▶ _Task directions_
From the patch discussion page below, list in order every instruction line in the sequence Paul Brook suggests for the 32-bit byte swap.

▶ _Page_
Patchwork [11/18] tcg/arm: add bswap ops

login
register
mail settings
Submitter Aurelien Jarno
Date April 7, 2010, 5:51 p.m.
Message ID <1270662685-7379-12-git-send-email-aurelien@aurel32.net>
Download mbox | patch
Permalink /patch/49625/
State New
Headers show

Comments

Aurelien Jarno - April 7, 2010, 5:51 p.m.
Add an bswap16 and bswap32 ops, either using the rev and rev16
instructions on ARMv6+ or shifts and logical operations on previous
ARM versions. In both cases the result use less instructions than
the pure TCG version.

These ops are also needed by the qemu_ld/st functions.

Signed-off-by: Aurelien Jarno <aurelien@aurel32.net>
---
 tcg/arm/tcg-target.c |   48 ++++++++++++++++++++++++++++++++++++++++++++++++
 tcg/arm/tcg-target.h |    4 ++--
 2 files changed, 50 insertions(+), 2 deletions(-)
Paul Brook - April 8, 2010, 11:32 p.m.
> +static inline void tcg_out_bswap32(TCGContext *s, int cond, int rd, int rn)
> +#else
> +    /* This code only uses one temporary register. There is probably
> +       a faster way to do that with more temporary registers. */

You can do better even without a temporary:

  eor	r8, rn, rn, ror #16
  bic	r8, r8, #0x00ff0000
  mov	 rd, rn, ror #8
  eor	rd, rd, r8, lsr #8

Paul
Aurelien Jarno - April 9, 2010, 5:11 p.m.
On Fri, Apr 09, 2010 at 12:32:04AM +0100, Paul Brook wrote:
> > +static inline void tcg_out_bswap32(TCGContext *s, int cond, int rd, int rn)
> > +#else
> > +    /* This code only uses one temporary register. There is probably
> > +       a faster way to do that with more temporary registers. */
> 
> You can do better even without a temporary:
> 
>   eor	r8, rn, rn, ror #16
>   bic	r8, r8, #0x00ff0000
>   mov	 rd, rn, ror #8
>   eor	rd, rd, r8, lsr #8
> 

That's indeed much better, though it's still use one temporary (r8).
I'll use that in the next version. Thanks.

Patch

diff --git a/tcg/arm/tcg-target.c b/tcg/arm/tcg-target.c
index d8ba5f1..aec1183 100644
--- a/tcg/arm/tcg-target.c
+++ b/tcg/arm/tcg-target.c
@@ -503,6 +503,44 @@  static inline void tcg_out_ext16u(TCGContext *s, int cond,
 #endif
 }
 
+static inline void tcg_out_bswap16(TCGContext *s, int cond, int rd, int rn)

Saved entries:
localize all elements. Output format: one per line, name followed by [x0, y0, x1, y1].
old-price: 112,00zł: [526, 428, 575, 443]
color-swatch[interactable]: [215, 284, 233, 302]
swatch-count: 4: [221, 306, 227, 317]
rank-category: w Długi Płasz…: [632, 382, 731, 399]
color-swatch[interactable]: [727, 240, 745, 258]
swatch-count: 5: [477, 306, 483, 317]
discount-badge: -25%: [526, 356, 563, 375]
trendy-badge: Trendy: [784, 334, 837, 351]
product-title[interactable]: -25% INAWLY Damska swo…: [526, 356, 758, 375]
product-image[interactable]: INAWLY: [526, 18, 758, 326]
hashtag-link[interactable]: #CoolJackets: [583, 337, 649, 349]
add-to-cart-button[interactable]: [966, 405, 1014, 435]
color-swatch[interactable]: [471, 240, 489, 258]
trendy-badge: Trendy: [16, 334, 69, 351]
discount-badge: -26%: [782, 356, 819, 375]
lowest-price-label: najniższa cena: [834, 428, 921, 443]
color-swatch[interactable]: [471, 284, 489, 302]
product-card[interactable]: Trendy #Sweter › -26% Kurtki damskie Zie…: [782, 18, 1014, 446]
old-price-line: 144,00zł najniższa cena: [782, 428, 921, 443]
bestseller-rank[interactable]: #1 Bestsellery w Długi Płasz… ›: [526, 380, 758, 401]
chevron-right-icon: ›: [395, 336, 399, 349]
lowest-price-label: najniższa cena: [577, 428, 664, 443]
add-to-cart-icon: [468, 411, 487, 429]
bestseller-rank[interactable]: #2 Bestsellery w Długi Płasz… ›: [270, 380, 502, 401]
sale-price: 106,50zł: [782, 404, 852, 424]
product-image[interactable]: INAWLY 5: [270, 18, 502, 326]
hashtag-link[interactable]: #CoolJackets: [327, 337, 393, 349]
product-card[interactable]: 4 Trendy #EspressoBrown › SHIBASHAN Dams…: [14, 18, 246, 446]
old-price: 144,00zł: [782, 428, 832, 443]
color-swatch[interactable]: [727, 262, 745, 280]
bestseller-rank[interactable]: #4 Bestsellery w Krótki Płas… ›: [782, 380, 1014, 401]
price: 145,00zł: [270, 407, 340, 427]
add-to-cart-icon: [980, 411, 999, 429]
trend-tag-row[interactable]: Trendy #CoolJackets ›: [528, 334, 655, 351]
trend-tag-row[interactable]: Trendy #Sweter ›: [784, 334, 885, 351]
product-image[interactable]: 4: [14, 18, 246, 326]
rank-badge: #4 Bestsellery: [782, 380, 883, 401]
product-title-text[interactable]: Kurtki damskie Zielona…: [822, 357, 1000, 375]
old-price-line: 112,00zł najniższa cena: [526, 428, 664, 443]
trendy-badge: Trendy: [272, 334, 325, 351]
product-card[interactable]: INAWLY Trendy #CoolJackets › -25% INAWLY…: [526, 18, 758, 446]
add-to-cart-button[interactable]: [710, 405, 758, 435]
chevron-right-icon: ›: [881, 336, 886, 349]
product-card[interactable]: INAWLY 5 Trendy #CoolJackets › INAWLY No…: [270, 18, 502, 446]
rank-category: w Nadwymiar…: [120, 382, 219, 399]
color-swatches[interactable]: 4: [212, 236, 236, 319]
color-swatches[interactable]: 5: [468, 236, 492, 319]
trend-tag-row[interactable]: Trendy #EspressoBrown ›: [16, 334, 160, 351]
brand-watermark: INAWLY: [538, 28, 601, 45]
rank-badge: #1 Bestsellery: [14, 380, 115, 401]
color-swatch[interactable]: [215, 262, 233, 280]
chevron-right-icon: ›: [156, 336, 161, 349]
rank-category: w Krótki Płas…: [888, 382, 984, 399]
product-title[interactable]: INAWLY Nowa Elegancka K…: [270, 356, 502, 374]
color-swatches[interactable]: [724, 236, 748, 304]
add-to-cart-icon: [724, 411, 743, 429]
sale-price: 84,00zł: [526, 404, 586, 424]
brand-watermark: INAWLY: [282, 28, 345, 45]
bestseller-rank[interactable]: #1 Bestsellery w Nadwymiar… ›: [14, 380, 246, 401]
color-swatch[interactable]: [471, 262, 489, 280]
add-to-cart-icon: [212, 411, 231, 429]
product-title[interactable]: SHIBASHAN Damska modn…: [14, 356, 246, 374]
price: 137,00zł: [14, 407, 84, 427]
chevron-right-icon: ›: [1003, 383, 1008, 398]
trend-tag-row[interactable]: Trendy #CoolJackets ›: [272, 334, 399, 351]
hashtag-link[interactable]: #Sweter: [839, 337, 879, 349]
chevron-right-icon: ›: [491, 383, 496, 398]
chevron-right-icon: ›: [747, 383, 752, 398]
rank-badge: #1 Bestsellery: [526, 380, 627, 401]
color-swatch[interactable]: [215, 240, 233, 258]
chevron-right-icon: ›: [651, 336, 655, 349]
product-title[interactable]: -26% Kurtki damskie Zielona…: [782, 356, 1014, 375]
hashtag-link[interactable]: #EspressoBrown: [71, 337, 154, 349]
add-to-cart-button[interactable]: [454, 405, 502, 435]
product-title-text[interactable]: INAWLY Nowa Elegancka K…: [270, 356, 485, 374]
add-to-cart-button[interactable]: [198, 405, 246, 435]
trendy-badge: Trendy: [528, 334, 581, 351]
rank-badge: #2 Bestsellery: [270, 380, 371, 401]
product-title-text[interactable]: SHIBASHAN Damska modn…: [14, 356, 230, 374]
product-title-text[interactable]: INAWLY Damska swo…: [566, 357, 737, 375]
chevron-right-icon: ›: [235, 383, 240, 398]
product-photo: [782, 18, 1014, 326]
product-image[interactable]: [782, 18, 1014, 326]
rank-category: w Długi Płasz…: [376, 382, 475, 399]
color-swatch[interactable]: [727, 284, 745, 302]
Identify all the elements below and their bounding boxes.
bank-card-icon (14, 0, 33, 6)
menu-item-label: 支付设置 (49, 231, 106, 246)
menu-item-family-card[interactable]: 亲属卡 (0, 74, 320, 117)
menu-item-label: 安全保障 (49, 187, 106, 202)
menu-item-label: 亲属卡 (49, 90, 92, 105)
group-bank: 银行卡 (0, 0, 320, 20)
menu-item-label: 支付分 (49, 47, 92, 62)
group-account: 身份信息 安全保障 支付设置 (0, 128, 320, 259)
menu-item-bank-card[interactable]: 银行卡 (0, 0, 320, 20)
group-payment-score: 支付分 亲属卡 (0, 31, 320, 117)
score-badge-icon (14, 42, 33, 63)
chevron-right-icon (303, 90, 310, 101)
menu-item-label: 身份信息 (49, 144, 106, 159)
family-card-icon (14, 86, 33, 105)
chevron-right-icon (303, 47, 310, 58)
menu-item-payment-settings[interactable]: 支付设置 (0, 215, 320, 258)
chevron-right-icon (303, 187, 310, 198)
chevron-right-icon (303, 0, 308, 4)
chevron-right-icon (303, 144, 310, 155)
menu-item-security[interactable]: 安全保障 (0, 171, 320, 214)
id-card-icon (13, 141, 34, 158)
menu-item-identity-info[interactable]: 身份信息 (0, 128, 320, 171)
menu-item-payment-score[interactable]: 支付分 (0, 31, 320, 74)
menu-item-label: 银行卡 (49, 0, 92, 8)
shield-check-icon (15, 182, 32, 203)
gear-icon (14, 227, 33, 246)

---

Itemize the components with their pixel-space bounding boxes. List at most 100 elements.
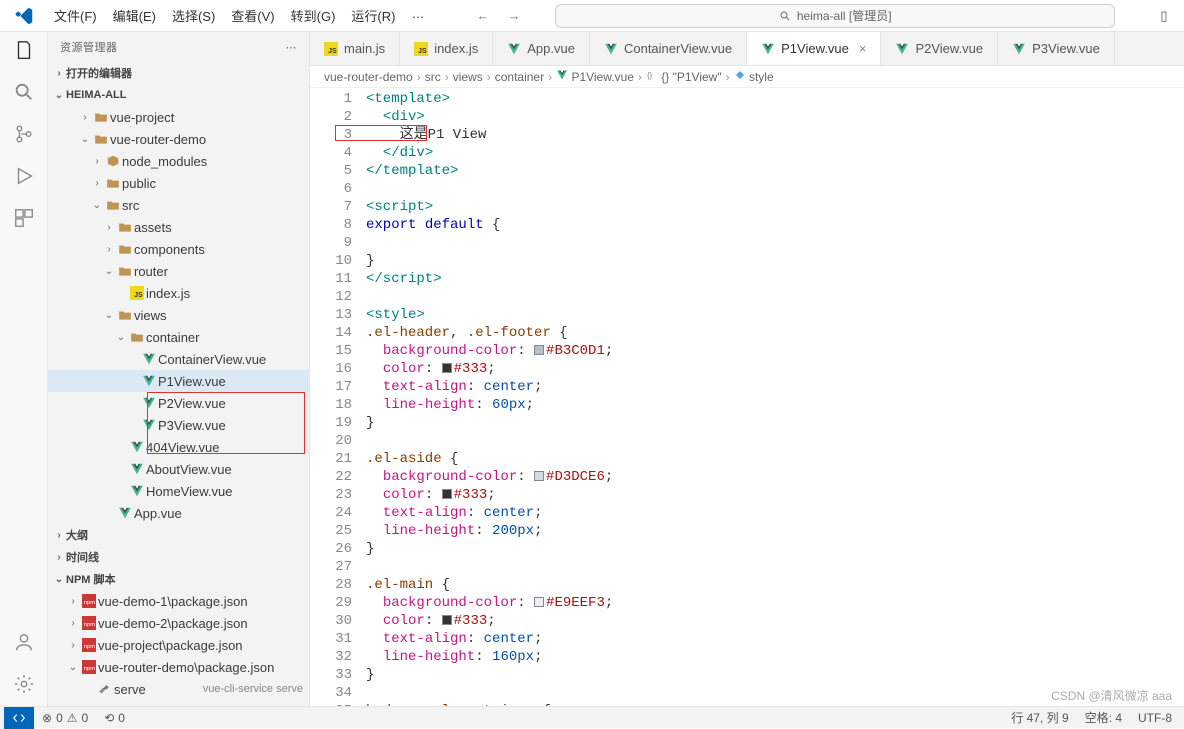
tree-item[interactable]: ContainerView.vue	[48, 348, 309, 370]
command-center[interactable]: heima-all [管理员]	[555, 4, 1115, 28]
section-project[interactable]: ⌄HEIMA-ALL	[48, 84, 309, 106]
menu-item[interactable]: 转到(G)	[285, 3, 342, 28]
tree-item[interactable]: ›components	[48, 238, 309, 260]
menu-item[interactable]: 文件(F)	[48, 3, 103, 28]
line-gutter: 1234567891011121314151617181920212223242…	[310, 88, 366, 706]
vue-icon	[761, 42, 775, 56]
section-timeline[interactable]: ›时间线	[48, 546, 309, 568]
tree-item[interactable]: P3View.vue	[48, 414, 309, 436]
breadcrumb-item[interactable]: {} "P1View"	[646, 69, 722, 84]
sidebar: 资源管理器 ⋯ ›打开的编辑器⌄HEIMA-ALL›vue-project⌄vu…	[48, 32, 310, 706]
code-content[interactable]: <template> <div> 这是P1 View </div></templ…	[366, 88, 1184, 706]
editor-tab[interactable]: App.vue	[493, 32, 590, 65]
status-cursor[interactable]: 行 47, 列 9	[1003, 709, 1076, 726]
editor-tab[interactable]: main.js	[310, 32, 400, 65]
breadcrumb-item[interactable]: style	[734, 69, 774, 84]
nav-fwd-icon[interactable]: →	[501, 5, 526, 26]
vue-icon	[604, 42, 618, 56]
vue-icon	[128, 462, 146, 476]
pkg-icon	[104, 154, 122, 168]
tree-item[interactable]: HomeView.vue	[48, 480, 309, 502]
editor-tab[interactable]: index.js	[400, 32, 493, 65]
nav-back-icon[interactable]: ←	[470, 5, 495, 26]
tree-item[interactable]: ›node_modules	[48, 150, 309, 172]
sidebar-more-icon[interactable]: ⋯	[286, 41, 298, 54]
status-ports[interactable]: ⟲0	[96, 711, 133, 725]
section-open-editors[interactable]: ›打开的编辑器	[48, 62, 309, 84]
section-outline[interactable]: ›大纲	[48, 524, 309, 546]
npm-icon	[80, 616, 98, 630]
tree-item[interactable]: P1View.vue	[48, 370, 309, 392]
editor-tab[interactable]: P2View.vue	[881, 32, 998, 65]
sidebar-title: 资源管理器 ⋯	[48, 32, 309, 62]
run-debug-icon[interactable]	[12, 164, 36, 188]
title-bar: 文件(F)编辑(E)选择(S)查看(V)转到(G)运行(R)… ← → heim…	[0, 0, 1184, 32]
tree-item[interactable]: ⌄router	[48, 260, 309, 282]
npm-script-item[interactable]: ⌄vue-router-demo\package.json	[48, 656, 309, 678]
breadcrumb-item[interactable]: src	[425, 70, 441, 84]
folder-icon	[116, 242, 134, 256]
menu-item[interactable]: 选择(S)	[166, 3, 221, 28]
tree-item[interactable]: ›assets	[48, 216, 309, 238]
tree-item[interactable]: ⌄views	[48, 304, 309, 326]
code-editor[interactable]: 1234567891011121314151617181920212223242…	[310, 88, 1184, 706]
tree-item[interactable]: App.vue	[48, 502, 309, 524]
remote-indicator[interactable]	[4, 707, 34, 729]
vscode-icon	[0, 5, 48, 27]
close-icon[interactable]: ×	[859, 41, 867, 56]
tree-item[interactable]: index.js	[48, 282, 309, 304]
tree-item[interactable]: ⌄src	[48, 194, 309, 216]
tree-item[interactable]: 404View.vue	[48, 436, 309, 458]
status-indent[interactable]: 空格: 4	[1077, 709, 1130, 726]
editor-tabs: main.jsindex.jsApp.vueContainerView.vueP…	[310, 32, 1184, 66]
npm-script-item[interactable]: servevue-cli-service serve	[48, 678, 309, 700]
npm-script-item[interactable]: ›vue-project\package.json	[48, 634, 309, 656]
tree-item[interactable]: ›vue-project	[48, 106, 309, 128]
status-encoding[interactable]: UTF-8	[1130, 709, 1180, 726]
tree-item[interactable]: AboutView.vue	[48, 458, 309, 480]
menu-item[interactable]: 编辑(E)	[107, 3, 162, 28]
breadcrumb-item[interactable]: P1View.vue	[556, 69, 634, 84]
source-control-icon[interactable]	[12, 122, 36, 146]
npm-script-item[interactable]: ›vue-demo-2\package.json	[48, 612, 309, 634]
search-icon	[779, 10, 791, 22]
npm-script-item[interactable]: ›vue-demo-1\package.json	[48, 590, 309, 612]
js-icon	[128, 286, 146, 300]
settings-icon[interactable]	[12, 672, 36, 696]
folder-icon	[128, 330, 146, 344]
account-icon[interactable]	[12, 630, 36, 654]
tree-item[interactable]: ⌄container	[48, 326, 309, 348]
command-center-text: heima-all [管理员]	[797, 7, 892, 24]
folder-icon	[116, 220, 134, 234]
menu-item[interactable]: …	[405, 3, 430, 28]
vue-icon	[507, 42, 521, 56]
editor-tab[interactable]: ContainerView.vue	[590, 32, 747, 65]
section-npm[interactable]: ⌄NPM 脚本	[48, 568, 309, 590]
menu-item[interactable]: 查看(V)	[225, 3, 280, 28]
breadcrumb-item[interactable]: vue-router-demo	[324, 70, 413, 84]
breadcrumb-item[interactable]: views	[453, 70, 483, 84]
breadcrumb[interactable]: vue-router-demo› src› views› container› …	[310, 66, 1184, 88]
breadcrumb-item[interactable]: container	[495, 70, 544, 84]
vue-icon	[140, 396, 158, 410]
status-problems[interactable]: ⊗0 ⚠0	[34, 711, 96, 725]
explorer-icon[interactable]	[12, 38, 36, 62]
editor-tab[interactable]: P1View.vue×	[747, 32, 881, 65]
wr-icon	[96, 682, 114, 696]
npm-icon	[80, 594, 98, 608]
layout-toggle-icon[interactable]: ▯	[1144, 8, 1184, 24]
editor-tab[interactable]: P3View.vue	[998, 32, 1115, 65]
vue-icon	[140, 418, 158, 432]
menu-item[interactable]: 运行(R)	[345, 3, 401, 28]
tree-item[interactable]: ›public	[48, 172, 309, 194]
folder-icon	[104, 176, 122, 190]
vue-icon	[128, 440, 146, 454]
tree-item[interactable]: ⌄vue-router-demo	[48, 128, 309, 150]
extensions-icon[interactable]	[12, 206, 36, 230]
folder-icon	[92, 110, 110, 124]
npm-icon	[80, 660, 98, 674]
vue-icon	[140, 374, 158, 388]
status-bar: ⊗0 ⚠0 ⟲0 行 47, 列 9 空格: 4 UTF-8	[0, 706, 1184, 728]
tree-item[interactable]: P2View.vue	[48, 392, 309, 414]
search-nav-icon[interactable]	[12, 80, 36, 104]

---

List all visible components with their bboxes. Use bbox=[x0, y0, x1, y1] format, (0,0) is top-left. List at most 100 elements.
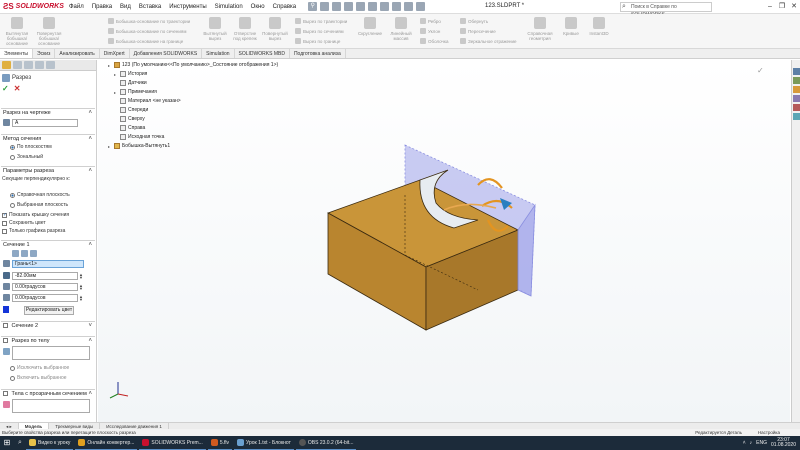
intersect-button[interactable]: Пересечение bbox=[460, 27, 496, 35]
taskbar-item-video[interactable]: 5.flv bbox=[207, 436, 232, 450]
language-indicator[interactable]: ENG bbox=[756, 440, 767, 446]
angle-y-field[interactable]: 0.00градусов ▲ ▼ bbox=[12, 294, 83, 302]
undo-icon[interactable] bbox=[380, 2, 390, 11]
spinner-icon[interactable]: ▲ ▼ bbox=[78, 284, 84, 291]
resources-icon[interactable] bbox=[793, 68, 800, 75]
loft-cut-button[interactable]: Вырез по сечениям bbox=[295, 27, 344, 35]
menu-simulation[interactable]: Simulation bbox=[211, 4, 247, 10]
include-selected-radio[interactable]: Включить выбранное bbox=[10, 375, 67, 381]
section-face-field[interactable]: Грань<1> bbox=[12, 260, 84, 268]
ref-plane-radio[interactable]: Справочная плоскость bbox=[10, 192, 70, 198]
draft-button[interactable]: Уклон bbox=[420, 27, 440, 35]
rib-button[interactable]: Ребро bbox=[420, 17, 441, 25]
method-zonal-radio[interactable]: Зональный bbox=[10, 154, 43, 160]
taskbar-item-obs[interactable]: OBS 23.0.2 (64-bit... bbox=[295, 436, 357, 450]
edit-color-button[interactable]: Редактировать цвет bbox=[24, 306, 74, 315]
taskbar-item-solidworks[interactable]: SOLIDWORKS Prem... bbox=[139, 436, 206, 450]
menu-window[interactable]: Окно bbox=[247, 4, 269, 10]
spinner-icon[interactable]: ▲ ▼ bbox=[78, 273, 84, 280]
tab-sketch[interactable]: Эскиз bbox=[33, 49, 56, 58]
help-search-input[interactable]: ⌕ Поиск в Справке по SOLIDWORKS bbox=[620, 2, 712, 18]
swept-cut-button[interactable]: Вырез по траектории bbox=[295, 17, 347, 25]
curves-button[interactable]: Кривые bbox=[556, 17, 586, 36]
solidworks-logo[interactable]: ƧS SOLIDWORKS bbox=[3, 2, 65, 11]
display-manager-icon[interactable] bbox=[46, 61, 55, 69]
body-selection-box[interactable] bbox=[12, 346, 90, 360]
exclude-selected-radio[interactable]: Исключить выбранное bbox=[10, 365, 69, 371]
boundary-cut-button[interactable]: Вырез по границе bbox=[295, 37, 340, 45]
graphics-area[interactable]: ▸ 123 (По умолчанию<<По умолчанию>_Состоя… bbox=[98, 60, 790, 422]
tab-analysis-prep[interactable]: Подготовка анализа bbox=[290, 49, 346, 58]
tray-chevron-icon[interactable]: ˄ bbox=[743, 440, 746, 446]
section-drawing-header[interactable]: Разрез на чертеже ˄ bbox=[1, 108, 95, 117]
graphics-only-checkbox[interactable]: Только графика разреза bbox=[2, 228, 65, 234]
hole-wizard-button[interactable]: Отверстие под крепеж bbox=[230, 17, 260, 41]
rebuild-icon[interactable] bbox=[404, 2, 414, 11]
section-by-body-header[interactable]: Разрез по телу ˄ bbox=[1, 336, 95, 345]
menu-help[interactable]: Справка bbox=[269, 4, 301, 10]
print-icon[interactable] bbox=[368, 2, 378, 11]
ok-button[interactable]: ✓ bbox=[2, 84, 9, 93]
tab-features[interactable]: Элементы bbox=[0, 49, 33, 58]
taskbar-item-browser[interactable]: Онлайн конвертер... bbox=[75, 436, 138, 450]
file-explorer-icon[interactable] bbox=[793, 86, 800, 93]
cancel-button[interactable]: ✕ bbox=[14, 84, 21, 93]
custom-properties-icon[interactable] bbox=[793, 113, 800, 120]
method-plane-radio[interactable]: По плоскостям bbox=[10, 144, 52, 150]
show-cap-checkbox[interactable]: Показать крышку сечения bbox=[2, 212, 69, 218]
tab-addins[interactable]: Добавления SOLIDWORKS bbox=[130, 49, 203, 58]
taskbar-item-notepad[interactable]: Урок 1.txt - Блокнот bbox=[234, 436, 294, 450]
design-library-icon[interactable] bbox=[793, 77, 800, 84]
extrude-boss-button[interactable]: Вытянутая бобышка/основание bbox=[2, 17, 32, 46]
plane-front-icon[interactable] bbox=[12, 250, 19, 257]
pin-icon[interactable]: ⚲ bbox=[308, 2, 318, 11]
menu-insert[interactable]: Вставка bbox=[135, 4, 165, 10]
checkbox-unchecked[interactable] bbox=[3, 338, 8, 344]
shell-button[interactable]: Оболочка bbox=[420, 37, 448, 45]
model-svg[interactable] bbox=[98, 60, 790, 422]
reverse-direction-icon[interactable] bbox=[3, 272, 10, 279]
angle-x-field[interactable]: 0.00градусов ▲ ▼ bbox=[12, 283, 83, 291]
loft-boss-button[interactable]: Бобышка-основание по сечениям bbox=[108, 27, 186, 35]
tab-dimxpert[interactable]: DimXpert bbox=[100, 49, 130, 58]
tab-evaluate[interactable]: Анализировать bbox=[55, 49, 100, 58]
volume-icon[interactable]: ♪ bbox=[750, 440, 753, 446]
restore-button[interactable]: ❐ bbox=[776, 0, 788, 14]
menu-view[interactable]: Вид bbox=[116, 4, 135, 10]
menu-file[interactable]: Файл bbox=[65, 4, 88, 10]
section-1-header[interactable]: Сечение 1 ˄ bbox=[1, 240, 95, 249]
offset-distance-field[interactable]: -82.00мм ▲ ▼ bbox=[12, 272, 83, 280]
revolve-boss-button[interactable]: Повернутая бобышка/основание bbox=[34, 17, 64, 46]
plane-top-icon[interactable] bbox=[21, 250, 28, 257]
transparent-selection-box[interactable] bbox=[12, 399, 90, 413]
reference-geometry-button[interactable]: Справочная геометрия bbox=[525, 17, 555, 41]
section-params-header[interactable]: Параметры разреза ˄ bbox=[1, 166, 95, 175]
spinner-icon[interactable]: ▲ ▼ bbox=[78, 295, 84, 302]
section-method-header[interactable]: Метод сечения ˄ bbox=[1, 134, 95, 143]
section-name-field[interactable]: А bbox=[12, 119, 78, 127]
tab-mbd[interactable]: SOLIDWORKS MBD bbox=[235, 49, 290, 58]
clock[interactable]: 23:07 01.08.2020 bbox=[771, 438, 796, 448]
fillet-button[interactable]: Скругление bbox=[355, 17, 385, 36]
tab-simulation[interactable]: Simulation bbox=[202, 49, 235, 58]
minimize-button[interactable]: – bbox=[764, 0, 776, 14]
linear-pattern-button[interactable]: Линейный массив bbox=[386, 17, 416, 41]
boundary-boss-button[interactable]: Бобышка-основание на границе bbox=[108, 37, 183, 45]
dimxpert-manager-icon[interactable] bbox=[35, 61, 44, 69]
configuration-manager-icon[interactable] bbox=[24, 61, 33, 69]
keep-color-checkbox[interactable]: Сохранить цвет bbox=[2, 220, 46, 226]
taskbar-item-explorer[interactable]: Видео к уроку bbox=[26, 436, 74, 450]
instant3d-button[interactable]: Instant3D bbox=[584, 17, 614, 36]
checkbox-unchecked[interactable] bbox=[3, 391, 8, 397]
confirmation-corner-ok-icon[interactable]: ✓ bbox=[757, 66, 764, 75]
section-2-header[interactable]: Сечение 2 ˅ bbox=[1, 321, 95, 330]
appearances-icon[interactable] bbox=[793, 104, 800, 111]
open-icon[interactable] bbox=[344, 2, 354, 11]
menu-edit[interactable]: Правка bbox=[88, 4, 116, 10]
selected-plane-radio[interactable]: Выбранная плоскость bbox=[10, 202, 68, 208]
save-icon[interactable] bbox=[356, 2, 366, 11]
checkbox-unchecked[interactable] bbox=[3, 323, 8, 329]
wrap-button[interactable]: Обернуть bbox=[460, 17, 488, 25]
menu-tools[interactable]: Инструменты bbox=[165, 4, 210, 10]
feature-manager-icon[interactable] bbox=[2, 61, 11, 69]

▶ _Task result_
1. eor r8, rn, rn, ror #16
2. bic r8, r8, #0x00ff0000
3. mov rd, rn, ror #8
4. eor rd, rd, r8, lsr #8